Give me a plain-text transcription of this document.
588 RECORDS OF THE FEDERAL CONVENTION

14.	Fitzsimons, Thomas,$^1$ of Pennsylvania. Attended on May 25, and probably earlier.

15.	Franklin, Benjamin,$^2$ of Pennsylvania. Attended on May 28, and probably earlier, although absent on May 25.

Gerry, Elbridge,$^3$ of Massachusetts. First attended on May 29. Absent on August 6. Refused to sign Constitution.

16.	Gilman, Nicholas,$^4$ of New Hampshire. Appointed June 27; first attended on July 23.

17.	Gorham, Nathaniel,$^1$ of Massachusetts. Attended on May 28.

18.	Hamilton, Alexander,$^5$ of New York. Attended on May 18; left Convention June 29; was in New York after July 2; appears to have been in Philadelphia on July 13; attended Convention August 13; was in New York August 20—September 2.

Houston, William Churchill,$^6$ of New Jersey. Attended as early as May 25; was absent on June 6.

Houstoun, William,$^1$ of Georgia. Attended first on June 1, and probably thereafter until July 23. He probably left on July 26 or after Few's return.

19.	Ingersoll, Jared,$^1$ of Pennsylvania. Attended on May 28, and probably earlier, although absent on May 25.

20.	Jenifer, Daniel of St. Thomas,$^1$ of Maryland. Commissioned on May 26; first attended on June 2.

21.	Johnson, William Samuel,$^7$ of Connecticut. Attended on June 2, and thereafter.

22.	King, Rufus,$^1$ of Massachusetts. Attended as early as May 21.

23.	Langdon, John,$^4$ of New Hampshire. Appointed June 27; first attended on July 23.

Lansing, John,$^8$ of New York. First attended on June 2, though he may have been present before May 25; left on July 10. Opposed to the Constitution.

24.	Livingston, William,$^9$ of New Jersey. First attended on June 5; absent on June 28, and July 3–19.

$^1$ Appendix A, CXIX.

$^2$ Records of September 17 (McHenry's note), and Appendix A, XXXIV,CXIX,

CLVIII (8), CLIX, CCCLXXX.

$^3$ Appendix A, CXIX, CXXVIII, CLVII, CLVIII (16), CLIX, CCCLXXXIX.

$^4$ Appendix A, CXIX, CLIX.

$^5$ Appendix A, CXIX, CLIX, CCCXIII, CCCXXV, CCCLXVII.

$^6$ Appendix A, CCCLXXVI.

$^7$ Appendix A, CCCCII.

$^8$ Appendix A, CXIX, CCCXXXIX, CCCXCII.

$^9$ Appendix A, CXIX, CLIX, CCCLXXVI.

────────────────────

[WHAT IS ASKED] Reproduce the full listing word for word.

[REPLY]
Give me a plain-text transcription of this document.
588 RECORDS OF THE FEDERAL CONVENTION

14.	Fitzsimons, Thomas,$^1$ of Pennsylvania. Attended on May 25, and probably earlier.

15.	Franklin, Benjamin,$^2$ of Pennsylvania. Attended on May 28, and probably earlier, although absent on May 25.

Gerry, Elbridge,$^3$ of Massachusetts. First attended on May 29. Absent on August 6. Refused to sign Constitution.

16.	Gilman, Nicholas,$^4$ of New Hampshire. Appointed June 27; first attended on July 23.

17.	Gorham, Nathaniel,$^1$ of Massachusetts. Attended on May 28.

18.	Hamilton, Alexander,$^5$ of New York. Attended on May 18; left Convention June 29; was in New York after July 2; appears to have been in Philadelphia on July 13; attended Convention August 13; was in New York August 20—September 2.

Houston, William Churchill,$^6$ of New Jersey. Attended as early as May 25; was absent on June 6.

Houstoun, William,$^1$ of Georgia. Attended first on June 1, and probably thereafter until July 23. He probably left on July 26 or after Few's return.

19.	Ingersoll, Jared,$^1$ of Pennsylvania. Attended on May 28, and probably earlier, although absent on May 25.

20.	Jenifer, Daniel of St. Thomas,$^1$ of Maryland. Commissioned on May 26; first attended on June 2.

21.	Johnson, William Samuel,$^7$ of Connecticut. Attended on June 2, and thereafter.

22.	King, Rufus,$^1$ of Massachusetts. Attended as early as May 21.

23.	Langdon, John,$^4$ of New Hampshire. Appointed June 27; first attended on July 23.

Lansing, John,$^8$ of New York. First attended on June 2, though he may have been present before May 25; left on July 10. Opposed to the Constitution.

24.	Livingston, William,$^9$ of New Jersey. First attended on June 5; absent on June 28, and July 3–19.

$^1$ Appendix A, CXIX.

$^2$ Records of September 17 (McHenry's note), and Appendix A, XXXIV,CXIX,

CLVIII (8), CLIX, CCCLXXX.

$^3$ Appendix A, CXIX, CXXVIII, CLVII, CLVIII (16), CLIX, CCCLXXXIX.

$^4$ Appendix A, CXIX, CLIX.

$^5$ Appendix A, CXIX, CLIX, CCCXIII, CCCXXV, CCCLXVII.

$^6$ Appendix A, CCCLXXVI.

$^7$ Appendix A, CCCCII.

$^8$ Appendix A, CXIX, CCCXXXIX, CCCXCII.

$^9$ Appendix A, CXIX, CLIX, CCCLXXVI.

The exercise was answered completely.